### Data excerpts:
(begin)

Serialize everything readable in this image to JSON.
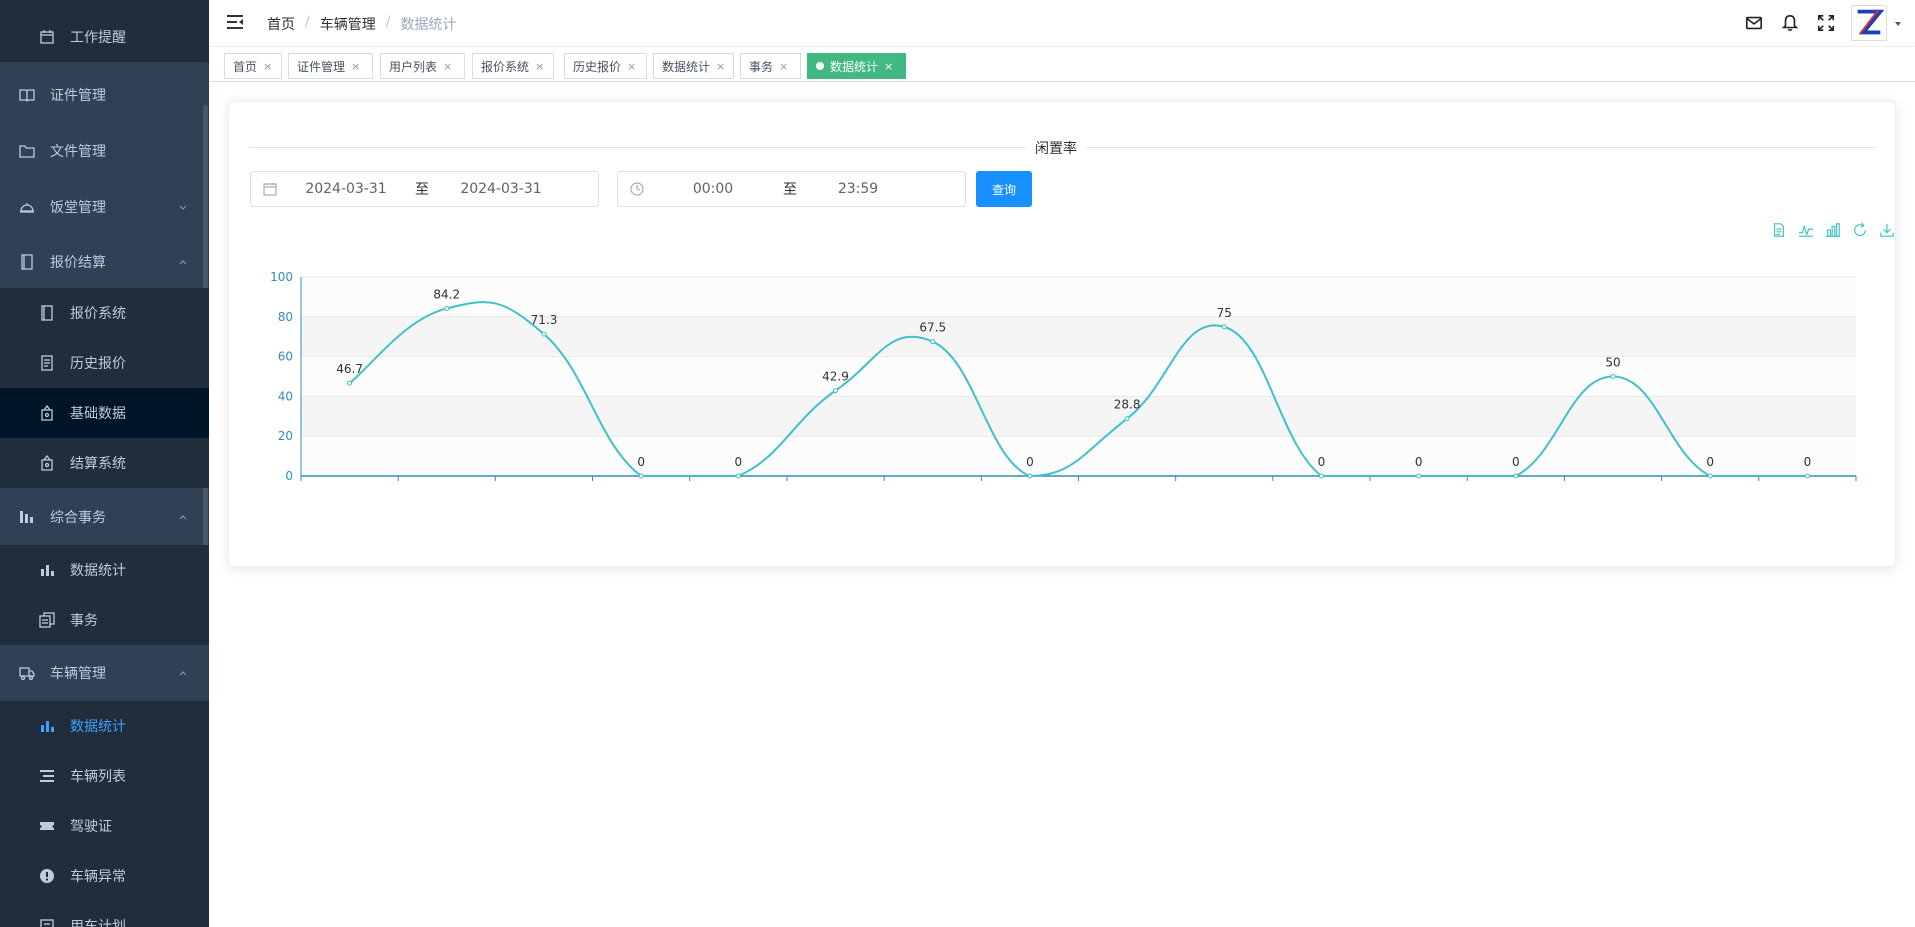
{
  "sidebar": {
    "items": [
      {
        "label": "工作提醒",
        "icon": "calendar-icon",
        "sub": true
      },
      {
        "label": "证件管理",
        "icon": "book-icon",
        "sub": false
      },
      {
        "label": "文件管理",
        "icon": "folder-icon",
        "sub": false
      },
      {
        "label": "饭堂管理",
        "icon": "dish-icon",
        "sub": false,
        "arrow": "down"
      },
      {
        "label": "报价结算",
        "icon": "notebook-icon",
        "sub": false,
        "arrow": "up"
      },
      {
        "label": "报价系统",
        "icon": "notebook-icon",
        "sub": true
      },
      {
        "label": "历史报价",
        "icon": "document-icon",
        "sub": true
      },
      {
        "label": "基础数据",
        "icon": "bag-icon",
        "sub": true,
        "dark": true
      },
      {
        "label": "结算系统",
        "icon": "bag-icon",
        "sub": true
      },
      {
        "label": "综合事务",
        "icon": "chart-icon",
        "sub": false,
        "arrow": "up"
      },
      {
        "label": "数据统计",
        "icon": "bar-chart-icon",
        "sub": true
      },
      {
        "label": "事务",
        "icon": "copy-icon",
        "sub": true
      },
      {
        "label": "车辆管理",
        "icon": "truck-icon",
        "sub": false,
        "arrow": "up"
      },
      {
        "label": "数据统计",
        "icon": "bar-chart-icon",
        "sub": true,
        "active": true
      },
      {
        "label": "车辆列表",
        "icon": "list-icon",
        "sub": true
      },
      {
        "label": "驾驶证",
        "icon": "ticket-icon",
        "sub": true
      },
      {
        "label": "车辆异常",
        "icon": "warning-icon",
        "sub": true
      },
      {
        "label": "用车计划",
        "icon": "plan-icon",
        "sub": true
      }
    ]
  },
  "navbar": {
    "breadcrumb": [
      "首页",
      "车辆管理",
      "数据统计"
    ]
  },
  "tags": [
    {
      "label": "首页"
    },
    {
      "label": "证件管理"
    },
    {
      "label": "用户列表"
    },
    {
      "label": "报价系统"
    },
    {
      "label": "历史报价"
    },
    {
      "label": "数据统计"
    },
    {
      "label": "事务"
    },
    {
      "label": "数据统计",
      "active": true
    }
  ],
  "filters": {
    "title": "闲置率",
    "date_start": "2024-03-31",
    "date_end": "2024-03-31",
    "date_sep": "至",
    "time_start": "00:00",
    "time_end": "23:59",
    "time_sep": "至",
    "query_label": "查询"
  },
  "colors": {
    "line": "#3fc1c9",
    "primary": "#1890ff",
    "tag_active": "#42b983",
    "sidebar_bg": "#304156",
    "sidebar_sub": "#1f2d3d",
    "sidebar_dark": "#001528",
    "sidebar_active_text": "#409eff"
  },
  "chart_data": {
    "type": "line",
    "smooth": true,
    "ylim": [
      0,
      100
    ],
    "yticks": [
      0,
      20,
      40,
      60,
      80,
      100
    ],
    "categories": [
      "",
      "",
      "",
      "",
      "",
      "",
      "",
      "",
      "",
      "",
      "",
      "",
      "",
      "",
      "",
      "",
      ""
    ],
    "series": [
      {
        "values": [
          46.7,
          84.2,
          71.3,
          0,
          0,
          42.9,
          67.5,
          0,
          28.8,
          75,
          0,
          0,
          0,
          50,
          0,
          0
        ]
      }
    ],
    "data_labels": [
      "46.7",
      "84.2",
      "71.3",
      "0",
      "0",
      "42.9",
      "67.5",
      "0",
      "28.8",
      "75",
      "0",
      "0",
      "0",
      "50",
      "0",
      "0"
    ],
    "grid_bands": true,
    "legend": "none"
  }
}
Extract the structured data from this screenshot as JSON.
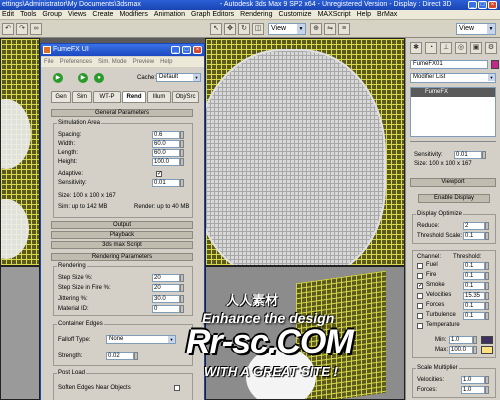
{
  "titlebar": {
    "title_left": "ettings\\Administrator\\My Documents\\3dsmax",
    "title_right": "- Autodesk 3ds Max 9 SP2 x64 - Unregistered Version - Display : Direct 3D"
  },
  "menubar": [
    "Edit",
    "Tools",
    "Group",
    "Views",
    "Create",
    "Modifiers",
    "Animation",
    "Graph Editors",
    "Rendering",
    "Customize",
    "MAXScript",
    "Help",
    "BrMax"
  ],
  "toolbar": {
    "view_select": "View",
    "view_select_right": "View"
  },
  "dialog": {
    "title": "FumeFX UI",
    "menu": [
      "File",
      "Preferences",
      "Sim. Mode",
      "Preview",
      "Help"
    ],
    "cache_label": "Cache:",
    "cache_value": "Default",
    "tabs": [
      "Gen",
      "Sim",
      "WT-P",
      "Rend",
      "Illum",
      "Obj/Src"
    ],
    "rollout_general": "General Parameters",
    "group_sim_area": "Simulation Area",
    "spacing_label": "Spacing:",
    "spacing_value": "0.6",
    "width_label": "Width:",
    "width_value": "60.0",
    "length_label": "Length:",
    "length_value": "60.0",
    "height_label": "Height:",
    "height_value": "100.0",
    "adaptive_label": "Adaptive:",
    "sensitivity_label": "Sensitivity:",
    "sensitivity_value": "0.01",
    "size_text": "Size: 100 x 100 x 167",
    "sim_text": "Sim: up to 142 MB",
    "render_text": "Render: up to 40 MB",
    "rollout_output": "Output",
    "rollout_playback": "Playback",
    "rollout_script": "3ds max Script",
    "rollout_render": "Rendering Parameters",
    "group_rendering": "Rendering",
    "step_size_label": "Step Size %:",
    "step_size_value": "20",
    "step_fire_label": "Step Size in Fire %:",
    "step_fire_value": "20",
    "jittering_label": "Jittering %:",
    "jittering_value": "30.0",
    "material_label": "Material ID:",
    "material_value": "0",
    "group_contact": "Container Edges",
    "falloff_label": "Falloff Type:",
    "falloff_value": "None",
    "strength_label": "Strength:",
    "strength_value": "0.02",
    "group_postload": "Post Load",
    "soften_label": "Soften Edges Near Objects"
  },
  "panel": {
    "object_name": "FumeFX01",
    "modifier_list": "Modifier List",
    "stack_item": "FumeFX",
    "sensitivity_label": "Sensitivity:",
    "sensitivity_value": "0.01",
    "size_text": "Size: 100 x 100 x 167",
    "viewport_rollout": "Viewport",
    "enable_display": "Enable Display",
    "display_optimize": "Display Optimize",
    "reduce_label": "Reduce:",
    "reduce_value": "2",
    "threshold_label": "Threshold Scale:",
    "threshold_value": "0.1",
    "channel_label": "Channel:",
    "threshold_head": "Threshold:",
    "channels": [
      {
        "name": "Fuel",
        "value": "0.1",
        "checked": false
      },
      {
        "name": "Fire",
        "value": "0.1",
        "checked": false
      },
      {
        "name": "Smoke",
        "value": "0.1",
        "checked": true
      },
      {
        "name": "Velocities",
        "value": "15.35",
        "checked": false
      },
      {
        "name": "Forces",
        "value": "0.1",
        "checked": false
      },
      {
        "name": "Turbulence",
        "value": "0.1",
        "checked": false
      },
      {
        "name": "Temperature",
        "value": "",
        "checked": false
      }
    ],
    "min_label": "Min:",
    "min_value": "1.0",
    "max_label": "Max:",
    "max_value": "100.0",
    "scale_multiplier": "Scale Multiplier",
    "velocities_label": "Velocities:",
    "velocities_value": "1.0",
    "forces_label": "Forces:",
    "forces_value": "1.0"
  },
  "watermark": {
    "line1": "人人素材",
    "line2": "Enhance the design",
    "line3": "Rr-sc.COM",
    "line4": "WITH A GREAT SITE !"
  },
  "colors": {
    "title_blue": "#1b45b3",
    "grid_yellow": "#d8d84a",
    "panel_gray": "#d4d0c8",
    "max_color": "#ffe080",
    "min_color": "#403060"
  }
}
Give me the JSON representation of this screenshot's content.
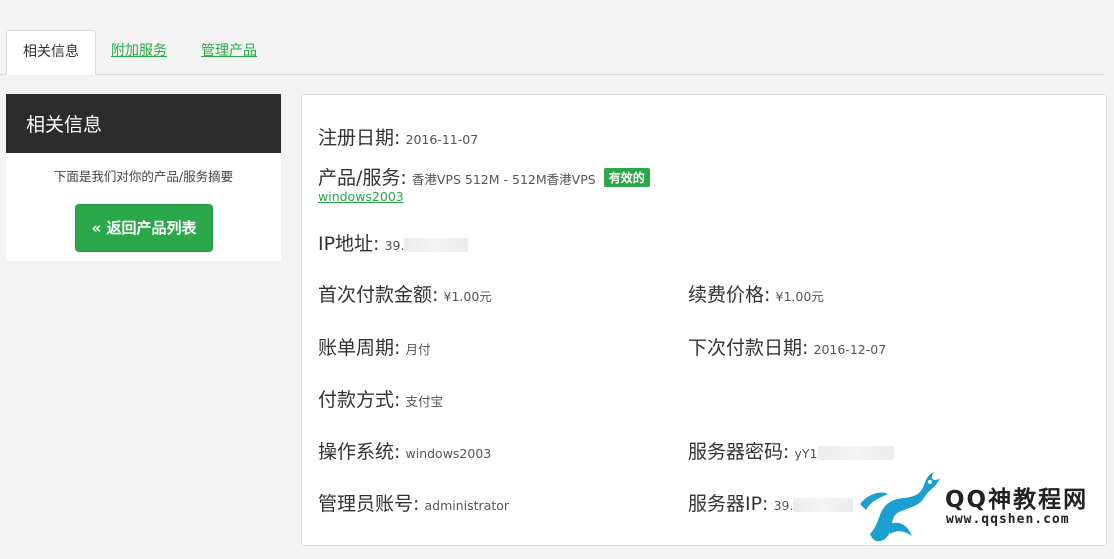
{
  "tabs": [
    {
      "label": "相关信息",
      "active": true
    },
    {
      "label": "附加服务",
      "active": false
    },
    {
      "label": "管理产品",
      "active": false
    }
  ],
  "sidebar": {
    "title": "相关信息",
    "description": "下面是我们对你的产品/服务摘要",
    "back_button": "« 返回产品列表"
  },
  "details": {
    "reg_date": {
      "label": "注册日期:",
      "value": "2016-11-07"
    },
    "product": {
      "label": "产品/服务:",
      "value": "香港VPS 512M - 512M香港VPS",
      "status": "有效的",
      "hostname": "windows2003"
    },
    "ip": {
      "label": "IP地址:",
      "value": "39."
    },
    "first_payment": {
      "label": "首次付款金额:",
      "value": "¥1.00元"
    },
    "renew_price": {
      "label": "续费价格:",
      "value": "¥1.00元"
    },
    "billing_cycle": {
      "label": "账单周期:",
      "value": "月付"
    },
    "next_due": {
      "label": "下次付款日期:",
      "value": "2016-12-07"
    },
    "payment_method": {
      "label": "付款方式:",
      "value": "支付宝"
    },
    "os": {
      "label": "操作系统:",
      "value": "windows2003"
    },
    "server_password": {
      "label": "服务器密码:",
      "value": "yY1"
    },
    "admin_account": {
      "label": "管理员账号:",
      "value": "administrator"
    },
    "server_ip": {
      "label": "服务器IP:",
      "value": "39."
    }
  },
  "watermark": {
    "title": "QQ神教程网",
    "url": "www.qqshen.com",
    "icon": "dragon-logo"
  },
  "colors": {
    "accent": "#2ba84a",
    "sidebar_header": "#2c2c2c",
    "background": "#f3f3f3"
  }
}
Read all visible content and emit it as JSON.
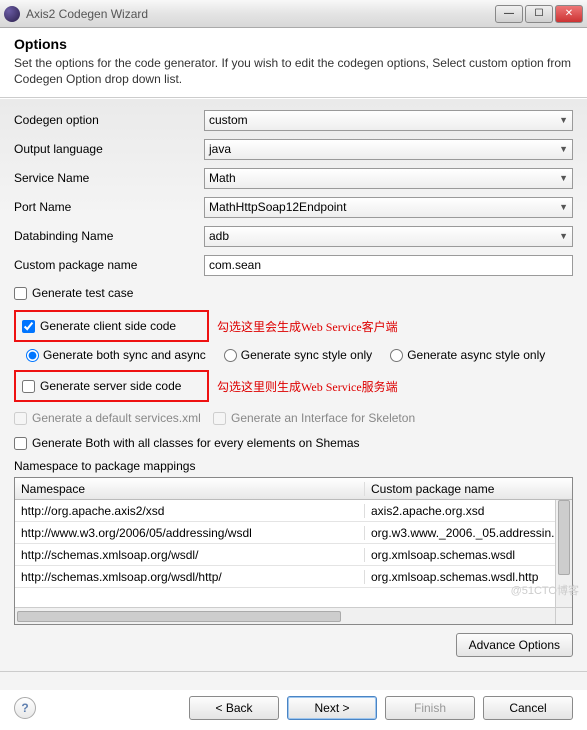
{
  "window": {
    "title": "Axis2 Codegen Wizard"
  },
  "header": {
    "title": "Options",
    "desc": "Set the options for the code generator. If you wish to edit the codegen options, Select custom option from Codegen Option drop down list."
  },
  "fields": {
    "codegen_option": {
      "label": "Codegen option",
      "value": "custom"
    },
    "output_language": {
      "label": "Output language",
      "value": "java"
    },
    "service_name": {
      "label": "Service Name",
      "value": "Math"
    },
    "port_name": {
      "label": "Port Name",
      "value": "MathHttpSoap12Endpoint"
    },
    "databinding_name": {
      "label": "Databinding Name",
      "value": "adb"
    },
    "custom_package": {
      "label": "Custom package name",
      "value": "com.sean"
    }
  },
  "checks": {
    "gen_test_case": "Generate test case",
    "gen_client": "Generate client side code",
    "gen_server": "Generate server side code",
    "gen_default_services": "Generate a default services.xml",
    "gen_interface_skeleton": "Generate an Interface for Skeleton",
    "gen_both_all": "Generate Both with all classes for every elements on Shemas"
  },
  "radios": {
    "both": "Generate both sync and async",
    "sync": "Generate sync style only",
    "async": "Generate async style only"
  },
  "annotations": {
    "client": "勾选这里会生成Web Service客户端",
    "server": "勾选这里则生成Web Service服务端"
  },
  "mappings": {
    "label": "Namespace to package mappings",
    "col_ns": "Namespace",
    "col_pkg": "Custom package name",
    "rows": [
      {
        "ns": "http://org.apache.axis2/xsd",
        "pkg": "axis2.apache.org.xsd"
      },
      {
        "ns": "http://www.w3.org/2006/05/addressing/wsdl",
        "pkg": "org.w3.www._2006._05.addressin."
      },
      {
        "ns": "http://schemas.xmlsoap.org/wsdl/",
        "pkg": "org.xmlsoap.schemas.wsdl"
      },
      {
        "ns": "http://schemas.xmlsoap.org/wsdl/http/",
        "pkg": "org.xmlsoap.schemas.wsdl.http"
      }
    ]
  },
  "buttons": {
    "advance": "Advance Options",
    "back": "< Back",
    "next": "Next >",
    "finish": "Finish",
    "cancel": "Cancel"
  },
  "watermark": "@51CTO博客"
}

(end)

### Your task:
Among the lines above, count those containing the word "style" and give nothing but the result.

### Solution below:
2